What you will do >> Write out the entries below once more, exactly.

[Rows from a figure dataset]

------------------------------

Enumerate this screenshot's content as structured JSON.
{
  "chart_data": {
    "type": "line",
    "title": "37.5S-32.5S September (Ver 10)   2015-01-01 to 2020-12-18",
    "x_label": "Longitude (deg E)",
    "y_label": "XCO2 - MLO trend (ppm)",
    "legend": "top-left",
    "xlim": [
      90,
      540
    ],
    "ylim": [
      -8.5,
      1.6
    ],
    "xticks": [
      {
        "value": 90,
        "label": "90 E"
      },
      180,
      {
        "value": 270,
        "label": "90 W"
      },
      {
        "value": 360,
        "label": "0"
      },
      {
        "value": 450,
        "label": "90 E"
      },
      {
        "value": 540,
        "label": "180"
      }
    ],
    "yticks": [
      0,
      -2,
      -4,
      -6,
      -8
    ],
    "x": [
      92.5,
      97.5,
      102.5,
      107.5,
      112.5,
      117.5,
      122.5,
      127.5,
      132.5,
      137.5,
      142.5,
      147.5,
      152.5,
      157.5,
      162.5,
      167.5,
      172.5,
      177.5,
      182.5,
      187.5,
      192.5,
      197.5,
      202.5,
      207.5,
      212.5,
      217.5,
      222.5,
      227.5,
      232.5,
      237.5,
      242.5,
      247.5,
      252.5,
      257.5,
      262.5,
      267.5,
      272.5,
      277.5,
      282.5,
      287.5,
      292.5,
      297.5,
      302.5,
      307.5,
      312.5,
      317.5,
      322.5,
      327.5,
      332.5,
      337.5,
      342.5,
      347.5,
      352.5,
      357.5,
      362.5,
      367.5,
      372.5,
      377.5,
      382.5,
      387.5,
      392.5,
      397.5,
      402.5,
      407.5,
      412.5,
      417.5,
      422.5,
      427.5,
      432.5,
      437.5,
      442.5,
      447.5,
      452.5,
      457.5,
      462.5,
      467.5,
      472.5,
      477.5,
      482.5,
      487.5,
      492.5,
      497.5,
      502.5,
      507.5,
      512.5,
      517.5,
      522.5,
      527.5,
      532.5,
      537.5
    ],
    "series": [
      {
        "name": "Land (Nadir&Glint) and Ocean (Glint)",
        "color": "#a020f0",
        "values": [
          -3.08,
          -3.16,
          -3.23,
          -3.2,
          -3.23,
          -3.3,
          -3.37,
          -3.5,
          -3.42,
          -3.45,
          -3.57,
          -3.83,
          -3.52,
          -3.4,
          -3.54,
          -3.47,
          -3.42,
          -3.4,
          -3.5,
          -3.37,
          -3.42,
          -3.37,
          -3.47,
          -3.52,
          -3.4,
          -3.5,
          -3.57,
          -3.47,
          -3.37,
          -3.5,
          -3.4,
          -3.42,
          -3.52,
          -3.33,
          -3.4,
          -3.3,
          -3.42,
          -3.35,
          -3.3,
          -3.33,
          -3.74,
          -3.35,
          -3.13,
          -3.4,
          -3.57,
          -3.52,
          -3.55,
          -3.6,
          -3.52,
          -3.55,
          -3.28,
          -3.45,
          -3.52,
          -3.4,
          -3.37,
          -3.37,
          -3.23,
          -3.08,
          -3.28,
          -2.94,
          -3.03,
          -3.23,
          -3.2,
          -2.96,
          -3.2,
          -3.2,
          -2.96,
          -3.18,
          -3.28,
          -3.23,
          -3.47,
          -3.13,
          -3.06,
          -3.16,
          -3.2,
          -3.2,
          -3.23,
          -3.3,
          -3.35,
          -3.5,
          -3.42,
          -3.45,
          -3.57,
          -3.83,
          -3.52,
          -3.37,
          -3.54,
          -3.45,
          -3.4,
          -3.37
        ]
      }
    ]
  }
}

------------------------------

Result >>
Enumerate this screenshot's content as structured JSON.
{
  "chart_data": {
    "type": "line",
    "title": "37.5S-32.5S September (Ver 10)   2015-01-01 to 2020-12-18",
    "x_label": "Longitude (deg E)",
    "y_label": "XCO2 - MLO trend (ppm)",
    "legend": "top-left",
    "xlim": [
      90,
      540
    ],
    "ylim": [
      -8.5,
      1.6
    ],
    "xticks": [
      {
        "value": 90,
        "label": "90 E"
      },
      180,
      {
        "value": 270,
        "label": "90 W"
      },
      {
        "value": 360,
        "label": "0"
      },
      {
        "value": 450,
        "label": "90 E"
      },
      {
        "value": 540,
        "label": "180"
      }
    ],
    "yticks": [
      0,
      -2,
      -4,
      -6,
      -8
    ],
    "x": [
      92.5,
      97.5,
      102.5,
      107.5,
      112.5,
      117.5,
      122.5,
      127.5,
      132.5,
      137.5,
      142.5,
      147.5,
      152.5,
      157.5,
      162.5,
      167.5,
      172.5,
      177.5,
      182.5,
      187.5,
      192.5,
      197.5,
      202.5,
      207.5,
      212.5,
      217.5,
      222.5,
      227.5,
      232.5,
      237.5,
      242.5,
      247.5,
      252.5,
      257.5,
      262.5,
      267.5,
      272.5,
      277.5,
      282.5,
      287.5,
      292.5,
      297.5,
      302.5,
      307.5,
      312.5,
      317.5,
      322.5,
      327.5,
      332.5,
      337.5,
      342.5,
      347.5,
      352.5,
      357.5,
      362.5,
      367.5,
      372.5,
      377.5,
      382.5,
      387.5,
      392.5,
      397.5,
      402.5,
      407.5,
      412.5,
      417.5,
      422.5,
      427.5,
      432.5,
      437.5,
      442.5,
      447.5,
      452.5,
      457.5,
      462.5,
      467.5,
      472.5,
      477.5,
      482.5,
      487.5,
      492.5,
      497.5,
      502.5,
      507.5,
      512.5,
      517.5,
      522.5,
      527.5,
      532.5,
      537.5
    ],
    "series": [
      {
        "name": "Land (Nadir&Glint) and Ocean (Glint)",
        "color": "#a020f0",
        "values": [
          -3.08,
          -3.16,
          -3.23,
          -3.2,
          -3.23,
          -3.3,
          -3.37,
          -3.5,
          -3.42,
          -3.45,
          -3.57,
          -3.83,
          -3.52,
          -3.4,
          -3.54,
          -3.47,
          -3.42,
          -3.4,
          -3.5,
          -3.37,
          -3.42,
          -3.37,
          -3.47,
          -3.52,
          -3.4,
          -3.5,
          -3.57,
          -3.47,
          -3.37,
          -3.5,
          -3.4,
          -3.42,
          -3.52,
          -3.33,
          -3.4,
          -3.3,
          -3.42,
          -3.35,
          -3.3,
          -3.33,
          -3.74,
          -3.35,
          -3.13,
          -3.4,
          -3.57,
          -3.52,
          -3.55,
          -3.6,
          -3.52,
          -3.55,
          -3.28,
          -3.45,
          -3.52,
          -3.4,
          -3.37,
          -3.37,
          -3.23,
          -3.08,
          -3.28,
          -2.94,
          -3.03,
          -3.23,
          -3.2,
          -2.96,
          -3.2,
          -3.2,
          -2.96,
          -3.18,
          -3.28,
          -3.23,
          -3.47,
          -3.13,
          -3.06,
          -3.16,
          -3.2,
          -3.2,
          -3.23,
          -3.3,
          -3.35,
          -3.5,
          -3.42,
          -3.45,
          -3.57,
          -3.83,
          -3.52,
          -3.37,
          -3.54,
          -3.45,
          -3.4,
          -3.37
        ]
      }
    ]
  }
}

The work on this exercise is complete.